Work required: Write out every line of the material as it stands, apart from the pictures.

»»

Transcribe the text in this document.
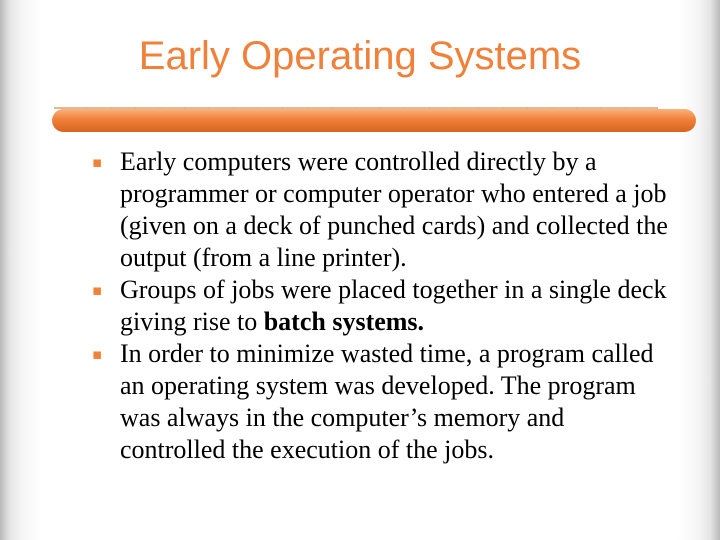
Early Operating Systems
▪ Early computers were controlled directly by a programmer or computer operator who entered a job (given on a deck of punched cards) and collected the output (from a line printer).
▪ Groups of jobs were placed together in a single deck giving rise to batch systems.
▪ In order to minimize wasted time, a program called an operating system was developed. The program was always in the computer’s memory and controlled the execution of the jobs.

««

Task solution:
Transcribe the text in this document.
Early Operating Systems
▪ Early computers were controlled directly by a programmer or computer operator who entered a job (given on a deck of punched cards) and collected the output (from a line printer).
▪ Groups of jobs were placed together in a single deck giving rise to batch systems.
▪ In order to minimize wasted time, a program called an operating system was developed. The program was always in the computer’s memory and controlled the execution of the jobs.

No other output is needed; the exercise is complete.